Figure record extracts
________________

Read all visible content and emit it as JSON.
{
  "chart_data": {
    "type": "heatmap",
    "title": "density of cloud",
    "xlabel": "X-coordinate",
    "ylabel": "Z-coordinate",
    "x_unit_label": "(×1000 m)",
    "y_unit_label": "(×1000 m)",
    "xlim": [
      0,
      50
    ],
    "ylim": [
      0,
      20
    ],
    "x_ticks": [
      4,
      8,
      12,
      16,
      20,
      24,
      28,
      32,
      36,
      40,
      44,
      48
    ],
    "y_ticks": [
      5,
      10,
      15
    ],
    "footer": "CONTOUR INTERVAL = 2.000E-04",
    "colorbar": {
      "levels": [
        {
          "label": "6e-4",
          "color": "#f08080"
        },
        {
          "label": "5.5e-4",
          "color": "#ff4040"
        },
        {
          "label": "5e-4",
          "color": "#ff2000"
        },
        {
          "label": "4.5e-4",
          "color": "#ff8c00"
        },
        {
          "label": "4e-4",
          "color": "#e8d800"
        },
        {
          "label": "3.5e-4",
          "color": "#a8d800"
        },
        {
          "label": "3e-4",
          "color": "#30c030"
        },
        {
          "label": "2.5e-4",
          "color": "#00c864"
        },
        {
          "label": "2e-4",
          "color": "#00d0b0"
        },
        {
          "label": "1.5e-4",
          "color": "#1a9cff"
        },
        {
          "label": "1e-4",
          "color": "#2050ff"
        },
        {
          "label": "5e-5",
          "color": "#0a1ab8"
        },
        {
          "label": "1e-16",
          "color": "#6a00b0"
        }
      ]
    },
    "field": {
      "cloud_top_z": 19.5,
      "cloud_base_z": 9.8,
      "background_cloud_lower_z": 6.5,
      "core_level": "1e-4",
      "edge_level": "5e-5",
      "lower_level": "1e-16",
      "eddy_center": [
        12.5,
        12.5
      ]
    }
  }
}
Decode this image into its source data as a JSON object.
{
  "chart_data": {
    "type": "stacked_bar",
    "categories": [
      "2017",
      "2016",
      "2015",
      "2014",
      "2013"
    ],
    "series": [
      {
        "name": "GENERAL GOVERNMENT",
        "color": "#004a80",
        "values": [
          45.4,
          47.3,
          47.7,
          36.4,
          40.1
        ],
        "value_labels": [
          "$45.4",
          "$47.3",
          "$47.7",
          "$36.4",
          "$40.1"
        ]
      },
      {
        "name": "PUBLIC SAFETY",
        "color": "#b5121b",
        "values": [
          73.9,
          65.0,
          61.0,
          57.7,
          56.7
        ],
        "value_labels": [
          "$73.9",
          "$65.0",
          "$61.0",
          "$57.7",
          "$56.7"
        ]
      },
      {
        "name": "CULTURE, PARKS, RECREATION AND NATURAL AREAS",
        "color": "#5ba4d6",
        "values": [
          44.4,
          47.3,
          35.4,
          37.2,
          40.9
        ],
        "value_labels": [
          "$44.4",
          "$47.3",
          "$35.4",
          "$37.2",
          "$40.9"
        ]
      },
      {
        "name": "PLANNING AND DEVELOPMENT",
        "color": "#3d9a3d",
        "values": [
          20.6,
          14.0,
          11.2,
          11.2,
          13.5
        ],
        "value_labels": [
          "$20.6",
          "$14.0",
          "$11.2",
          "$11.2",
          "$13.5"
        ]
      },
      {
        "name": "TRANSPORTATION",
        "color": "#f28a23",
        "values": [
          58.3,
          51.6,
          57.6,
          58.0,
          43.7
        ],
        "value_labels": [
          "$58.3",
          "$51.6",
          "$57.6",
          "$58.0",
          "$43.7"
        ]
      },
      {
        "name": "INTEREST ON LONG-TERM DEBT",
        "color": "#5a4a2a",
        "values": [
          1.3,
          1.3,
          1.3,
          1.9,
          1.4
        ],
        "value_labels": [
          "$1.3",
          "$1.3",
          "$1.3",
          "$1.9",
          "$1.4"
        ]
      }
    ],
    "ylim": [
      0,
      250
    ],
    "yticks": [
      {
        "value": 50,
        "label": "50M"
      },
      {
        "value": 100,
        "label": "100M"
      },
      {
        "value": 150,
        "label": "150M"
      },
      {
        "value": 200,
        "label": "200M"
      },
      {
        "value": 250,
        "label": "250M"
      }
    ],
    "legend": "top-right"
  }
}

________________

- **Work to complete**
Copy out each line of the entries that holds "name".

- **Final result**
        "name": "GENERAL GOVERNMENT",
        "name": "PUBLIC SAFETY",
        "name": "CULTURE, PARKS, RECREATION AND NATURAL AREAS",
        "name": "PLANNING AND DEVELOPMENT",
        "name": "TRANSPORTATION",
        "name": "INTEREST ON LONG-TERM DEBT",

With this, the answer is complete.